To be done:
Transcribe every entry word for word, leaving out all images.

Extracted information:
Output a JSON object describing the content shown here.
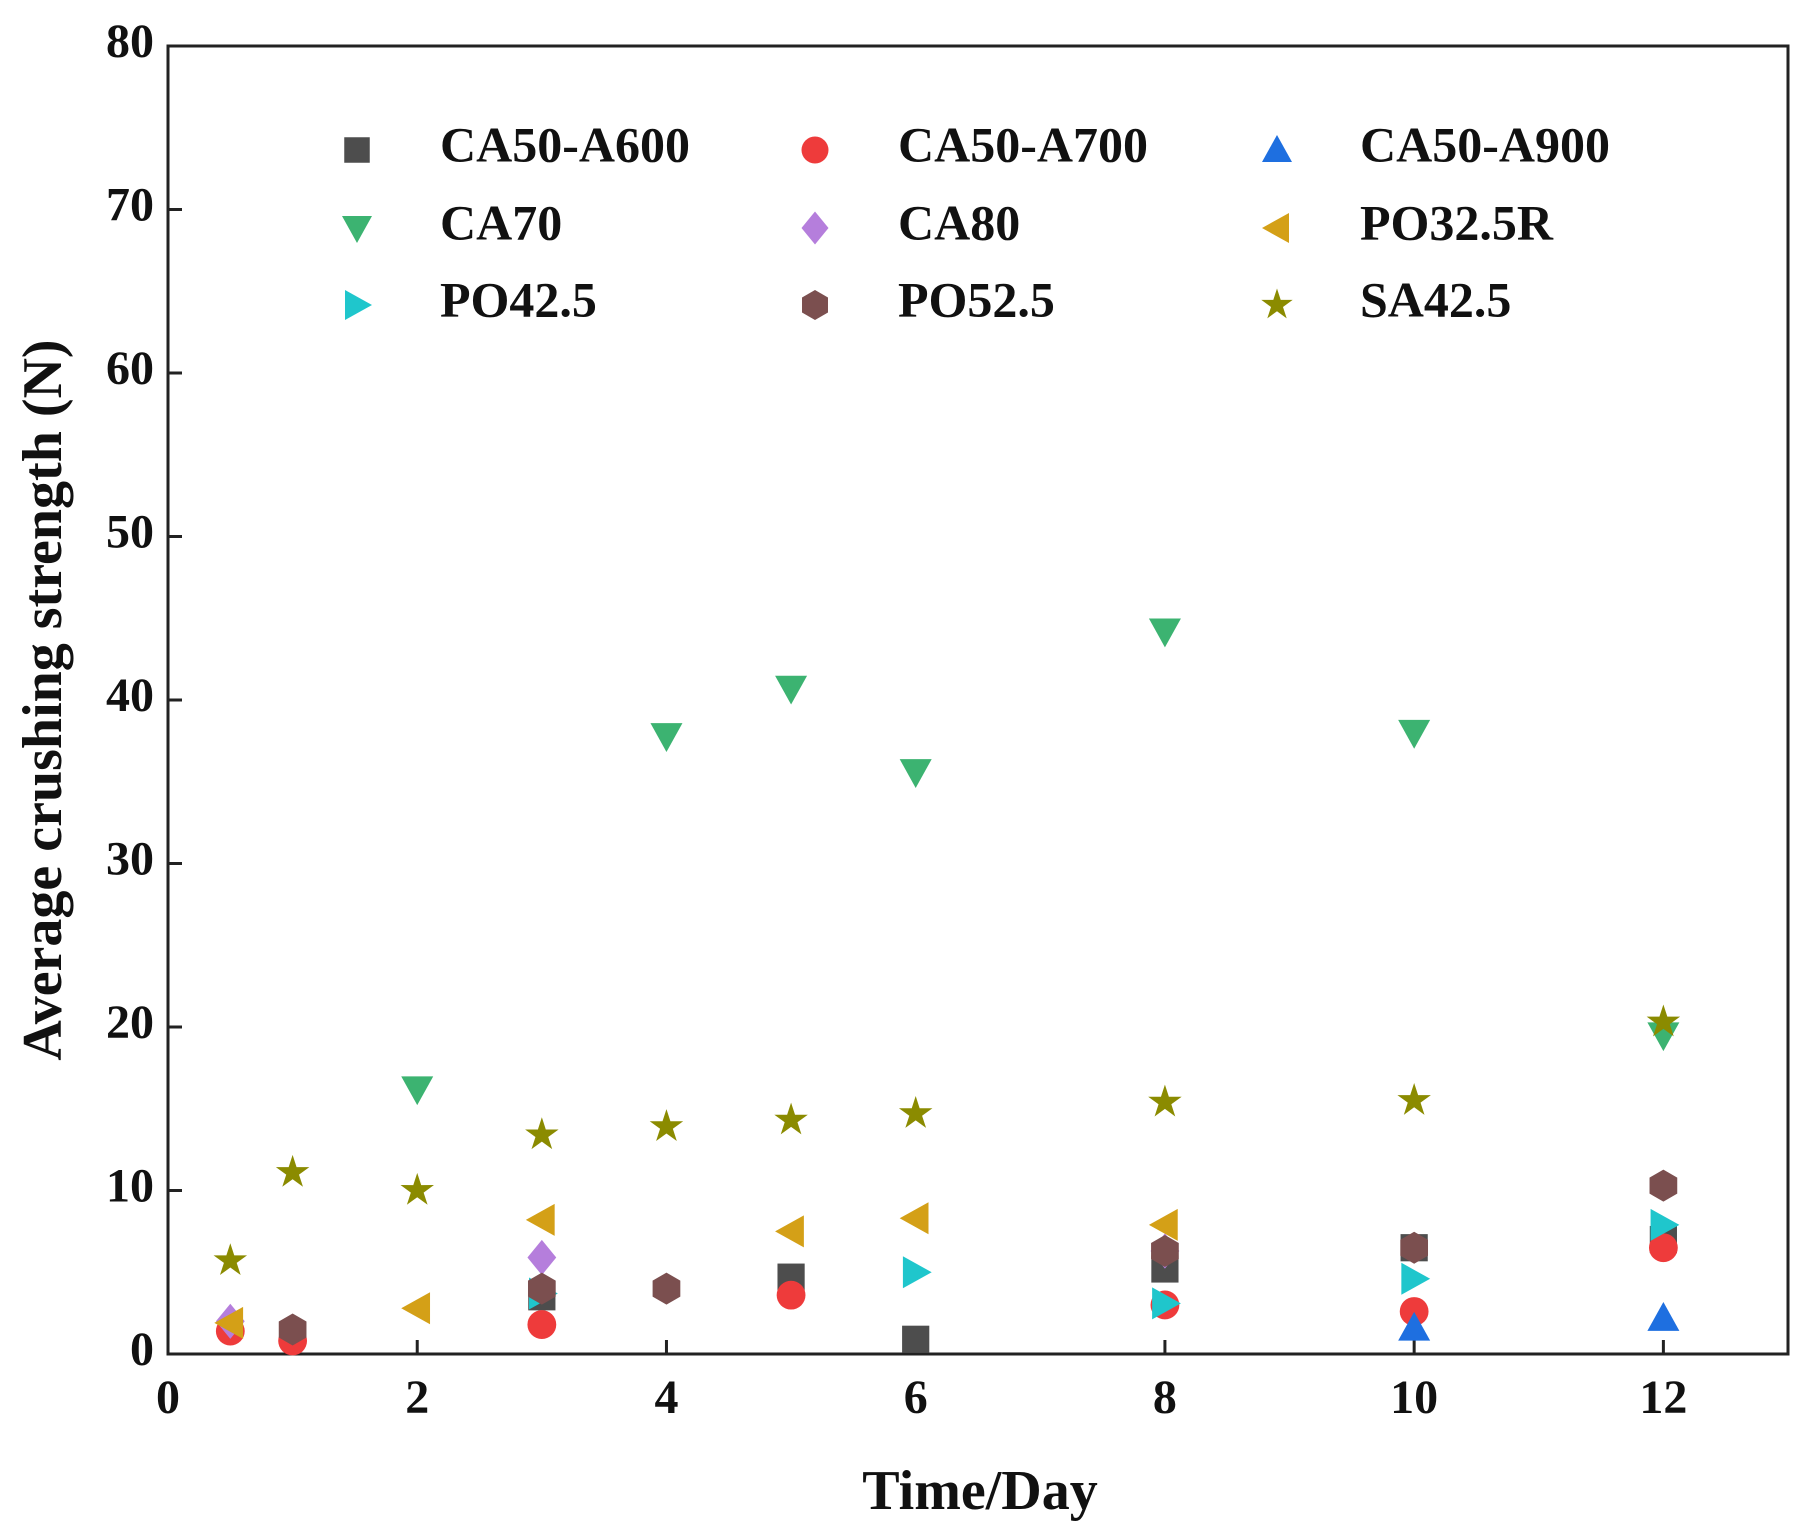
{
  "chart_data": {
    "type": "scatter",
    "x_label": "Time/Day",
    "y_label": "Average crushing strength  (N)",
    "xlim": [
      0,
      13
    ],
    "ylim": [
      0,
      80
    ],
    "xticks": [
      0,
      2,
      4,
      6,
      8,
      10,
      12
    ],
    "yticks": [
      0,
      10,
      20,
      30,
      40,
      50,
      60,
      70,
      80
    ],
    "legend": "top",
    "legend_columns": 3,
    "series": [
      {
        "name": "CA50-A600",
        "color": "#4d4d4d",
        "marker": "square",
        "x": [
          3,
          5,
          6,
          8,
          10,
          12
        ],
        "values": [
          3.5,
          4.7,
          0.9,
          5.2,
          6.5,
          7
        ]
      },
      {
        "name": "CA50-A700",
        "color": "#ee3b3b",
        "marker": "circle",
        "x": [
          0.5,
          1,
          3,
          5,
          8,
          10,
          12
        ],
        "values": [
          1.4,
          0.8,
          1.8,
          3.6,
          3.0,
          2.6,
          6.5
        ]
      },
      {
        "name": "CA50-A900",
        "color": "#1e6fe0",
        "marker": "triangle-up",
        "x": [
          10,
          12
        ],
        "values": [
          1.6,
          2.2
        ]
      },
      {
        "name": "CA70",
        "color": "#3cb371",
        "marker": "triangle-down",
        "x": [
          2,
          4,
          5,
          6,
          8,
          10,
          12
        ],
        "values": [
          16.2,
          37.8,
          40.7,
          35.6,
          44.2,
          38.0,
          19.5
        ]
      },
      {
        "name": "CA80",
        "color": "#b57edc",
        "marker": "diamond",
        "x": [
          0.5,
          3,
          8
        ],
        "values": [
          2.0,
          5.9,
          6.3
        ]
      },
      {
        "name": "PO32.5R",
        "color": "#d4a017",
        "marker": "triangle-left",
        "x": [
          0.5,
          2,
          3,
          5,
          6,
          8
        ],
        "values": [
          1.9,
          2.8,
          8.2,
          7.5,
          8.3,
          7.9
        ]
      },
      {
        "name": "PO42.5",
        "color": "#1fc6cc",
        "marker": "triangle-right",
        "x": [
          3,
          6,
          8,
          10,
          12
        ],
        "values": [
          3.7,
          5.0,
          3.1,
          4.6,
          7.9
        ]
      },
      {
        "name": "PO52.5",
        "color": "#7b4f4f",
        "marker": "hexagon",
        "x": [
          1,
          3,
          4,
          8,
          10,
          12
        ],
        "values": [
          1.5,
          4.0,
          4.0,
          6.3,
          6.5,
          10.3
        ]
      },
      {
        "name": "SA42.5",
        "color": "#8b8b00",
        "marker": "star",
        "x": [
          0.5,
          1,
          2,
          3,
          4,
          5,
          6,
          8,
          10,
          12
        ],
        "values": [
          5.7,
          11.1,
          10.0,
          13.4,
          13.9,
          14.3,
          14.7,
          15.4,
          15.5,
          20.3
        ]
      }
    ]
  }
}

Answer to the task:
Output a JSON object describing the content shown here.
{
  "chart_data": {
    "type": "scatter",
    "x_label": "Time/Day",
    "y_label": "Average crushing strength  (N)",
    "xlim": [
      0,
      13
    ],
    "ylim": [
      0,
      80
    ],
    "xticks": [
      0,
      2,
      4,
      6,
      8,
      10,
      12
    ],
    "yticks": [
      0,
      10,
      20,
      30,
      40,
      50,
      60,
      70,
      80
    ],
    "legend": "top",
    "legend_columns": 3,
    "series": [
      {
        "name": "CA50-A600",
        "color": "#4d4d4d",
        "marker": "square",
        "x": [
          3,
          5,
          6,
          8,
          10,
          12
        ],
        "values": [
          3.5,
          4.7,
          0.9,
          5.2,
          6.5,
          7
        ]
      },
      {
        "name": "CA50-A700",
        "color": "#ee3b3b",
        "marker": "circle",
        "x": [
          0.5,
          1,
          3,
          5,
          8,
          10,
          12
        ],
        "values": [
          1.4,
          0.8,
          1.8,
          3.6,
          3.0,
          2.6,
          6.5
        ]
      },
      {
        "name": "CA50-A900",
        "color": "#1e6fe0",
        "marker": "triangle-up",
        "x": [
          10,
          12
        ],
        "values": [
          1.6,
          2.2
        ]
      },
      {
        "name": "CA70",
        "color": "#3cb371",
        "marker": "triangle-down",
        "x": [
          2,
          4,
          5,
          6,
          8,
          10,
          12
        ],
        "values": [
          16.2,
          37.8,
          40.7,
          35.6,
          44.2,
          38.0,
          19.5
        ]
      },
      {
        "name": "CA80",
        "color": "#b57edc",
        "marker": "diamond",
        "x": [
          0.5,
          3,
          8
        ],
        "values": [
          2.0,
          5.9,
          6.3
        ]
      },
      {
        "name": "PO32.5R",
        "color": "#d4a017",
        "marker": "triangle-left",
        "x": [
          0.5,
          2,
          3,
          5,
          6,
          8
        ],
        "values": [
          1.9,
          2.8,
          8.2,
          7.5,
          8.3,
          7.9
        ]
      },
      {
        "name": "PO42.5",
        "color": "#1fc6cc",
        "marker": "triangle-right",
        "x": [
          3,
          6,
          8,
          10,
          12
        ],
        "values": [
          3.7,
          5.0,
          3.1,
          4.6,
          7.9
        ]
      },
      {
        "name": "PO52.5",
        "color": "#7b4f4f",
        "marker": "hexagon",
        "x": [
          1,
          3,
          4,
          8,
          10,
          12
        ],
        "values": [
          1.5,
          4.0,
          4.0,
          6.3,
          6.5,
          10.3
        ]
      },
      {
        "name": "SA42.5",
        "color": "#8b8b00",
        "marker": "star",
        "x": [
          0.5,
          1,
          2,
          3,
          4,
          5,
          6,
          8,
          10,
          12
        ],
        "values": [
          5.7,
          11.1,
          10.0,
          13.4,
          13.9,
          14.3,
          14.7,
          15.4,
          15.5,
          20.3
        ]
      }
    ]
  }
}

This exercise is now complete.